» DOCUMENT SEGMENT:
• • • • •

README

The goal of shinyHugePlot is to efficiently visualize the data with a large sample size, such as long time-series data. Using this package, a small number of samples are obtained automatically from large-sized data. Moreover, it can interactively change the samples according to the data range defined by the user using plotly interfaces.

Without this package, many charts are required: one for illustrating the overall trend and ones for illustrating small parts of the data. To display the overall trend is necessary; however, it requires a large amount of time. It may be difficult to correctly illustrate the entire data because of the graphical resolution. Dividing the data into intervals and calculating statistical values, such as mean values, may be a good approach for avoiding such problems; however, it also requires a great amount of effort and slight fluctuations in the data will be lost. It is frequently necessary to extract a specific part of data to study slight fluctuations; however, it also requires a great amount of effort.

Using this package, data with a large sample size are visualized easily, quickly, and without errors. Small number of samples are automatically obtained on a basis of specific algorithms, which helps in understanding the overall trend of the data. Zooming up the data (using plotly interfaces) automatically provides new samples and slight fluctuations in the data are displayed. Both the overall and slight fluctuations of the data can be accurately understood.

When you would like to know the detail of this package or to cite this package, please find the following article.

Tagusari, J. (2023). shinyHugePlot: An R package for displaying the features of data with a huge sample size. SoftwareX, 24, 101583. https://doi.org/10.1016/j.softx.2023.101583

Installation

install.packages("shinyHugePlot")

install.packages("remotes")
remotes::install_gitlab("jtagusari/shinyHugePlot")

Example

Data

Before showing the example, the data with large sample size is prepared as follows:

library(tidyverse)
library(nanotime)

create_big_data <- function(n = 1e6) {
  x <- seq(0, n)
  t <- nanotime::nanotime(Sys.time()) + seq(0, n) * 7e4
  ra <- rnorm(5)
  rb <- runif(5)
  rc <- rexp(5)

• • • • •

» COLLECTED MATERIAL:
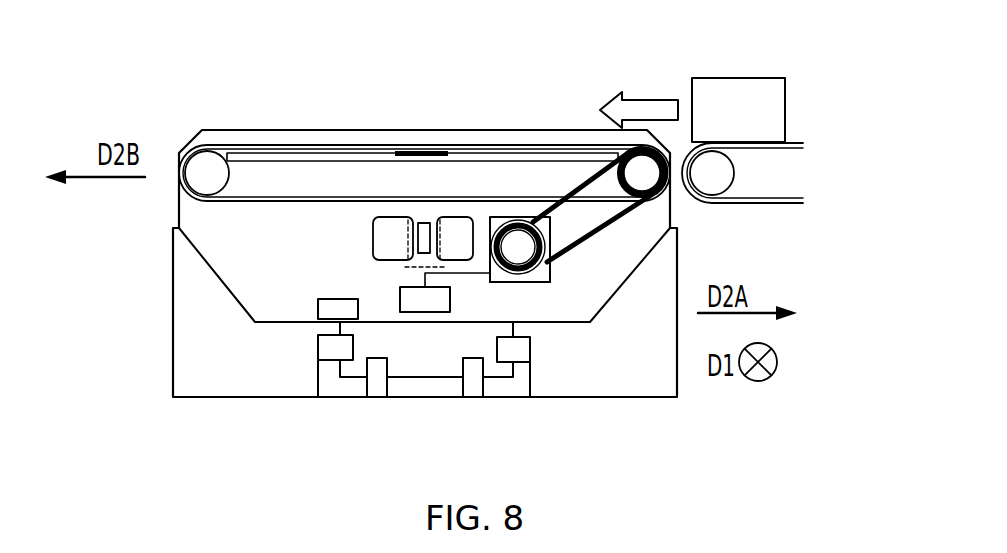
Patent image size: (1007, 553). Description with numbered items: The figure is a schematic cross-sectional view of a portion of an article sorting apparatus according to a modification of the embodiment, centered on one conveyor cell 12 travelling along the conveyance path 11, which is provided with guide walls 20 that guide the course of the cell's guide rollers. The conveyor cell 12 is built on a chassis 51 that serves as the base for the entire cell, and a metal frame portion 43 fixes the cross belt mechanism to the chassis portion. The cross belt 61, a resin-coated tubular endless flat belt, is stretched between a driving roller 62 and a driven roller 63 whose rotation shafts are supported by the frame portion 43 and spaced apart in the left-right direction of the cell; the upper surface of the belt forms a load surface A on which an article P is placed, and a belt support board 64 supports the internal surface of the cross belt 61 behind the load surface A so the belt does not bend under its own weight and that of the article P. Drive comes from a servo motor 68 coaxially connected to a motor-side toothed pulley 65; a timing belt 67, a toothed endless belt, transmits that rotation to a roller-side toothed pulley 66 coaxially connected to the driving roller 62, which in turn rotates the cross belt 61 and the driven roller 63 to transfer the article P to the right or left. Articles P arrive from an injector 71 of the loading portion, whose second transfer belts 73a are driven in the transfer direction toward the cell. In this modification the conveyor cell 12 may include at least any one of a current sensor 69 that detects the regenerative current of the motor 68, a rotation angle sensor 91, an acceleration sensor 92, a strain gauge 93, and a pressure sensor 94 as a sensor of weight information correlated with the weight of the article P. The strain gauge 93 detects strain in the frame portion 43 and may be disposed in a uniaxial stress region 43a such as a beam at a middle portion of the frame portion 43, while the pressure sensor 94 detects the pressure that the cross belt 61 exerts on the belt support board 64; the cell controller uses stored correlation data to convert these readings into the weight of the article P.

• • • • •

» WHAT YOU WILL DO: In the shinyHugePlot README, what happens when the data are zoomed in with plotly interfaces?

» ANSWER IN FULL: New samples are provided automatically, and slight fluctuations in the data are displayed.